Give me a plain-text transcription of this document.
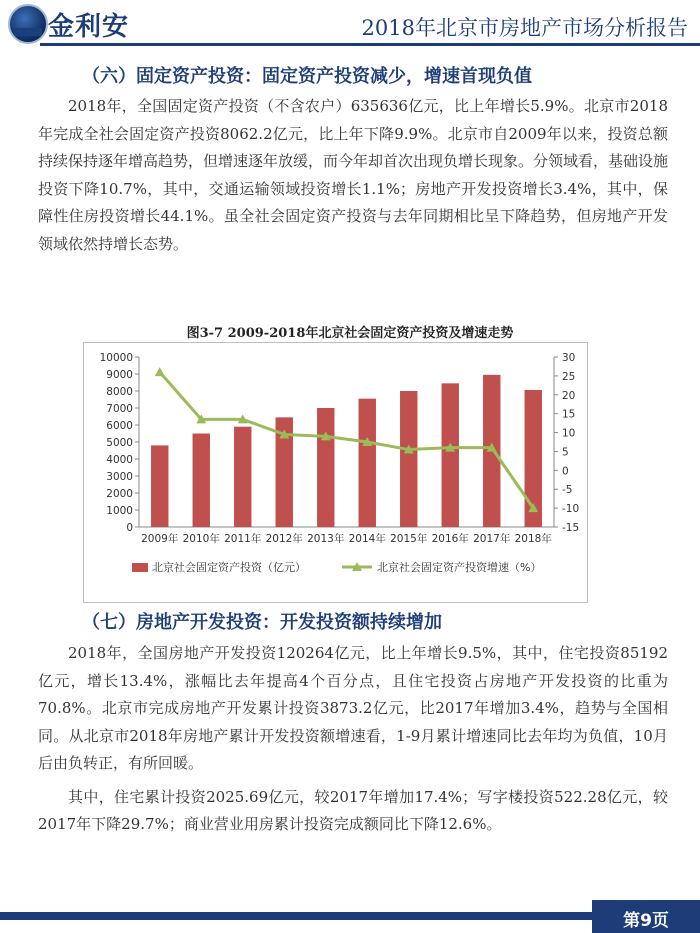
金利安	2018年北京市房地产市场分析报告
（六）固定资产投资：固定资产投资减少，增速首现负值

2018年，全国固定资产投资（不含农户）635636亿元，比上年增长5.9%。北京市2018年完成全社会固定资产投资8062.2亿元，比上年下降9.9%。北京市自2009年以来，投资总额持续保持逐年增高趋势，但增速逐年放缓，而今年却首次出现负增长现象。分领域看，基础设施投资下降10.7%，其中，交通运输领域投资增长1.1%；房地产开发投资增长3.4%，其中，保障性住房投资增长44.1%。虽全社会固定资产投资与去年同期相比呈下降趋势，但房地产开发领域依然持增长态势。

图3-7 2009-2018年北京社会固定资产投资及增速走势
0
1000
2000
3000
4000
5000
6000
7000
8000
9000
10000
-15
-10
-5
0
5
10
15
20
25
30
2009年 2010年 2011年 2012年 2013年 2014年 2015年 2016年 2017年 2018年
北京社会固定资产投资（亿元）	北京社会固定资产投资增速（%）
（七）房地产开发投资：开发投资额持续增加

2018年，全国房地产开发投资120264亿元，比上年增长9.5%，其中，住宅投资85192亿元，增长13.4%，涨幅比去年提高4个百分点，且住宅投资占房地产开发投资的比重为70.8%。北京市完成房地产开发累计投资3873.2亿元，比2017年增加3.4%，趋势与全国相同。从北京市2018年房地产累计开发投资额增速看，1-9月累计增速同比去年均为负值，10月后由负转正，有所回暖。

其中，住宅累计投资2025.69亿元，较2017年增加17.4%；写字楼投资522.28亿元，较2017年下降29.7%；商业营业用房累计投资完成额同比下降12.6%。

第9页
------------------------
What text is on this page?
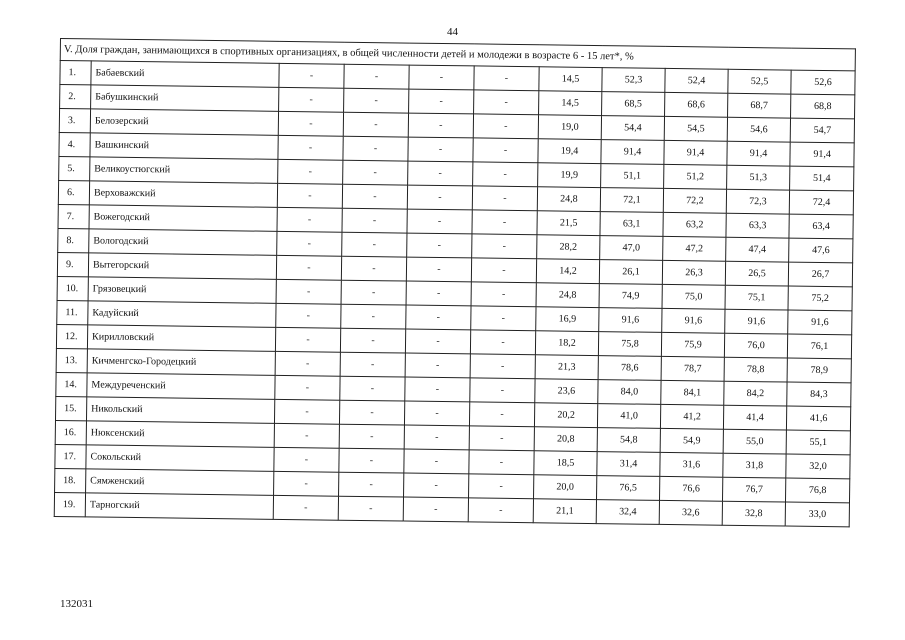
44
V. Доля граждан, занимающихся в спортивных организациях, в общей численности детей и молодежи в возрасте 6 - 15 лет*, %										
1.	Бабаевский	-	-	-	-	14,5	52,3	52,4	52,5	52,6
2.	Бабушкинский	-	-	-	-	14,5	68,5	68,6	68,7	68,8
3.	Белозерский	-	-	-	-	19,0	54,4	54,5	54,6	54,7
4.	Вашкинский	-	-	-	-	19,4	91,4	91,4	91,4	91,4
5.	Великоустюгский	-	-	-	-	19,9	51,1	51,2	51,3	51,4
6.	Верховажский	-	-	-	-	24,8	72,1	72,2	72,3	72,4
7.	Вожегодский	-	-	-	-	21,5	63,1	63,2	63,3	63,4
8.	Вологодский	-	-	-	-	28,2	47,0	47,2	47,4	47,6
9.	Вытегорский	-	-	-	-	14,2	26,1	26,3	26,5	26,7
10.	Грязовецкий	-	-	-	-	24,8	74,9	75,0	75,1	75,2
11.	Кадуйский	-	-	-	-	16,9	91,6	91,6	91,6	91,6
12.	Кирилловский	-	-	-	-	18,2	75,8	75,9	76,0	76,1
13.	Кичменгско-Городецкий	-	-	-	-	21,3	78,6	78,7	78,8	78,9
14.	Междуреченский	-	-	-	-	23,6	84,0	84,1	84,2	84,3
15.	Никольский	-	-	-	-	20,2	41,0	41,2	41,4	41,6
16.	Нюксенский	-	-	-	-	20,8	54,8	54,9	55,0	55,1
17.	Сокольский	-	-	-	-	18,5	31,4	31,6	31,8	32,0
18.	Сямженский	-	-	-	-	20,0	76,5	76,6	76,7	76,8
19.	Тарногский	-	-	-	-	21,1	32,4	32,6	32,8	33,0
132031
------------------------
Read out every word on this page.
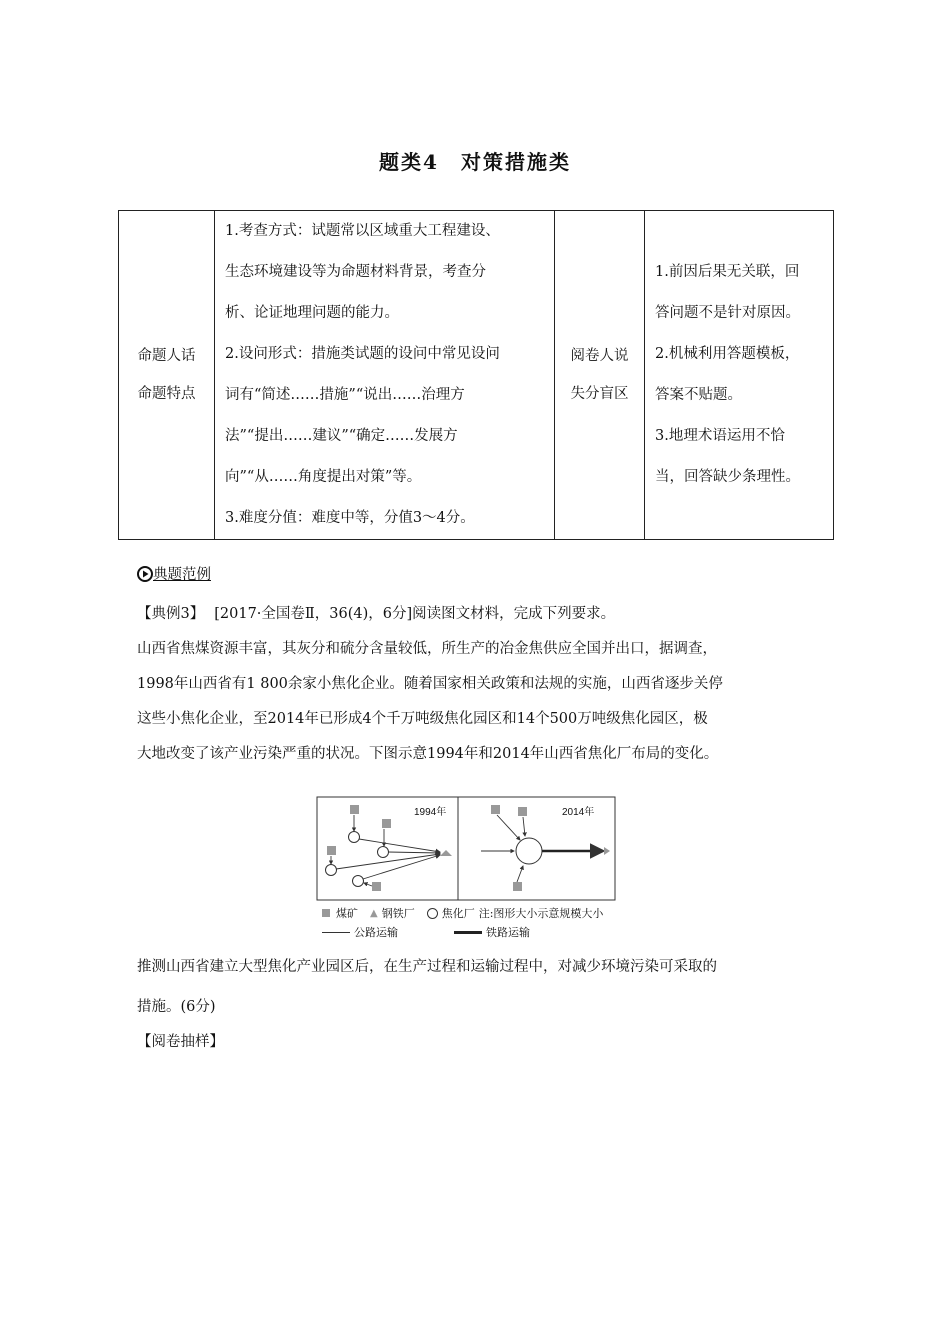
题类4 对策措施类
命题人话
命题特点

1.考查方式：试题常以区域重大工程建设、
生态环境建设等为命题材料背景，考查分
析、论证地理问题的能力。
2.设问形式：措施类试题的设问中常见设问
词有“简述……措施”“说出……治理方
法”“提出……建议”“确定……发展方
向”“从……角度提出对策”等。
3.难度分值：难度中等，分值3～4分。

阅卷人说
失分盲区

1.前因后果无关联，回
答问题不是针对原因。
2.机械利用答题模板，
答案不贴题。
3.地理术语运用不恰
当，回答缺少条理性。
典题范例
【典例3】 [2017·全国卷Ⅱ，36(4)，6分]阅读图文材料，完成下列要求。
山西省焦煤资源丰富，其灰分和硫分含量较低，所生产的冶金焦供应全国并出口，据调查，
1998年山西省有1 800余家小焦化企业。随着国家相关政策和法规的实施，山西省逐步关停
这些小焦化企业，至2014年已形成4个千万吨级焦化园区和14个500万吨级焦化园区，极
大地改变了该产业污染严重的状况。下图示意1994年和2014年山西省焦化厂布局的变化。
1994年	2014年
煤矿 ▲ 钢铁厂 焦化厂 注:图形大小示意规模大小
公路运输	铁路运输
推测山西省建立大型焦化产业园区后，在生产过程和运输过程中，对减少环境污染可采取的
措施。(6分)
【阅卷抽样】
------------------------
== Your objective ==
Copy out every line of the listing that includes the string "text".

== Complete output ==
Give me a plain-text transcription of this document.
What text is on this page?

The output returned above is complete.